» SET PROBLEM:
Isolate every line in the data with the string "heart" and copy it.

───── INPUT DATA ─────

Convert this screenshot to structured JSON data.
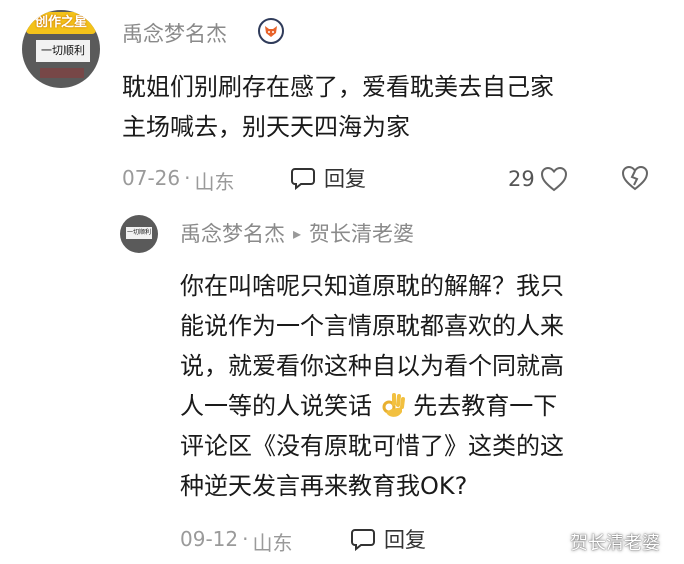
{
  "main_comment": {
    "username": "禹念梦名杰",
    "avatar_banner": "创作之星",
    "avatar_plate": "一切顺利",
    "text_line1": "耽姐们别刷存在感了，爱看耽美去自己家",
    "text_line2": "主场喊去，别天天四海为家",
    "date": "07-26",
    "separator": "·",
    "location": "山东",
    "reply_label": "回复",
    "like_count": "29"
  },
  "reply_comment": {
    "username": "禹念梦名杰",
    "arrow": "▸",
    "reply_to": "贺长清老婆",
    "avatar_plate": "一切顺利",
    "lines": [
      "你在叫啥呢只知道原耽的解解？我只",
      "能说作为一个言情原耽都喜欢的人来",
      "说，就爱看你这种自以为看个同就高",
      "人一等的人说笑话",
      "先去教育一下",
      "评论区《没有原耽可惜了》这类的这",
      "种逆天发言再来教育我OK?"
    ],
    "date": "09-12",
    "separator": "·",
    "location": "山东",
    "reply_label": "回复"
  },
  "watermark": {
    "text": "贺长清老婆"
  },
  "icons": {
    "reply": "speech-bubble-icon",
    "like": "heart-outline-icon",
    "dislike": "broken-heart-icon",
    "badge": "fox-badge-icon",
    "emoji": "ok-hand-emoji"
  }
}
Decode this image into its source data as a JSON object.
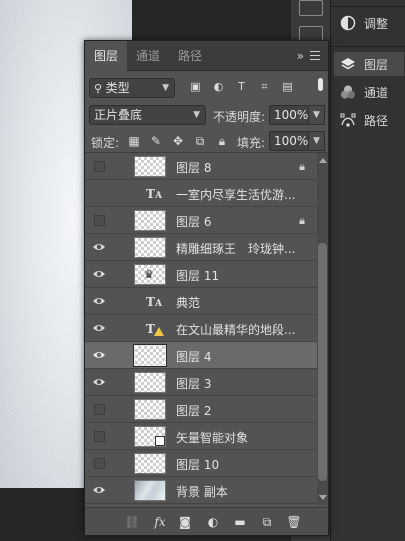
{
  "panel": {
    "tabs": [
      "图层",
      "通道",
      "路径"
    ],
    "more": "»"
  },
  "filter": {
    "kind_label": "类型"
  },
  "blend": {
    "mode": "正片叠底",
    "opacity_label": "不透明度:",
    "opacity_value": "100%"
  },
  "lock": {
    "label": "锁定:",
    "fill_label": "填充:",
    "fill_value": "100%"
  },
  "layers": [
    {
      "name": "图层 8",
      "type": "pixel",
      "visible": false,
      "locked": true,
      "selected": false
    },
    {
      "name": "一室内尽享生活优游...",
      "type": "text",
      "visible": false,
      "locked": false,
      "selected": false
    },
    {
      "name": "图层 6",
      "type": "pixel",
      "visible": false,
      "locked": true,
      "selected": false
    },
    {
      "name": "精雕细琢王　玲珑钟...",
      "type": "pixel",
      "visible": true,
      "locked": false,
      "selected": false
    },
    {
      "name": "图层 11",
      "type": "pixel-mark",
      "visible": true,
      "locked": false,
      "selected": false
    },
    {
      "name": "典范",
      "type": "text",
      "visible": true,
      "locked": false,
      "selected": false
    },
    {
      "name": "在文山最精华的地段...",
      "type": "text-warning",
      "visible": true,
      "locked": false,
      "selected": false
    },
    {
      "name": "图层 4",
      "type": "pixel",
      "visible": true,
      "locked": false,
      "selected": true
    },
    {
      "name": "图层 3",
      "type": "pixel",
      "visible": true,
      "locked": false,
      "selected": false
    },
    {
      "name": "图层 2",
      "type": "pixel",
      "visible": false,
      "locked": false,
      "selected": false
    },
    {
      "name": "矢量智能对象",
      "type": "smart",
      "visible": false,
      "locked": false,
      "selected": false
    },
    {
      "name": "图层 10",
      "type": "pixel",
      "visible": false,
      "locked": false,
      "selected": false
    },
    {
      "name": "背景 副本",
      "type": "background",
      "visible": true,
      "locked": false,
      "selected": false
    }
  ],
  "dock": [
    {
      "label": "调整",
      "icon": "adjustments-icon"
    },
    {
      "label": "图层",
      "icon": "layers-icon"
    },
    {
      "label": "通道",
      "icon": "channels-icon"
    },
    {
      "label": "路径",
      "icon": "paths-icon"
    }
  ],
  "footer_icons": [
    "link-icon",
    "fx-icon",
    "mask-icon",
    "adjustment-layer-icon",
    "group-folder-icon",
    "new-layer-icon",
    "delete-icon"
  ],
  "colors": {
    "panel_bg": "#535353",
    "selected_row": "#6a6a6a",
    "warning": "#f2c744"
  }
}
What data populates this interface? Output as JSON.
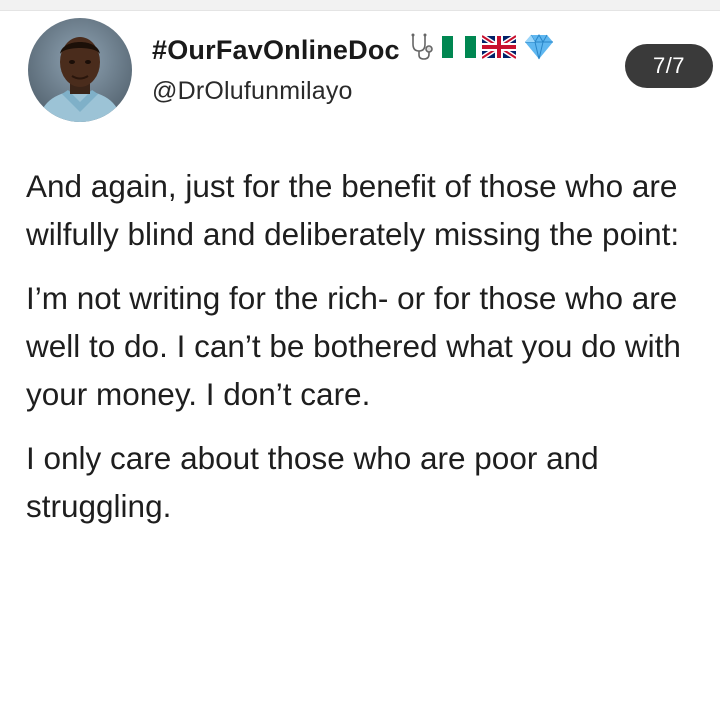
{
  "post": {
    "display_name": "#OurFavOnlineDoc",
    "handle": "@DrOlufunmilayo",
    "page_indicator": "7/7",
    "paragraphs": [
      "And again, just for the benefit of those who are wilfully blind and deliberately missing the point:",
      "I’m not writing for the rich- or for those who are well to do. I can’t be bothered what you do with your money. I don’t care.",
      "I only care about those who are poor and struggling."
    ]
  },
  "badges": [
    "stethoscope-icon",
    "nigeria-flag-icon",
    "uk-flag-icon",
    "diamond-icon"
  ],
  "colors": {
    "text": "#1e1e1e",
    "pill_bg": "#3a3a3a",
    "pill_text": "#ffffff",
    "nigeria_green": "#008751",
    "uk_blue": "#012169",
    "uk_red": "#c8102e",
    "diamond": "#5fb7f0"
  }
}
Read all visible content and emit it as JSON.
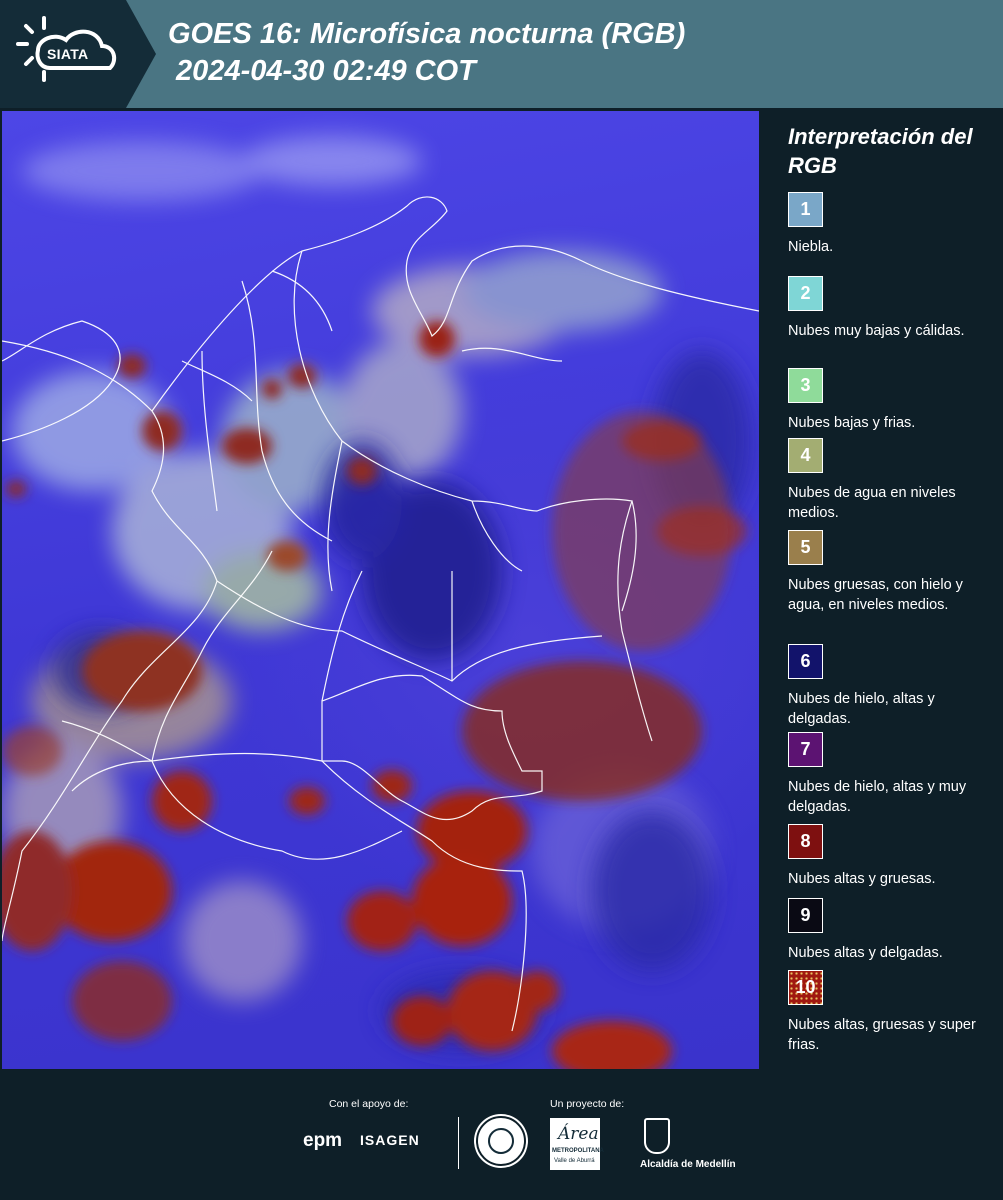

─────

» WRITTEN SOLUTION:
    "like": "heart-outline-icon",
    "dislike": "broken-heart-icon",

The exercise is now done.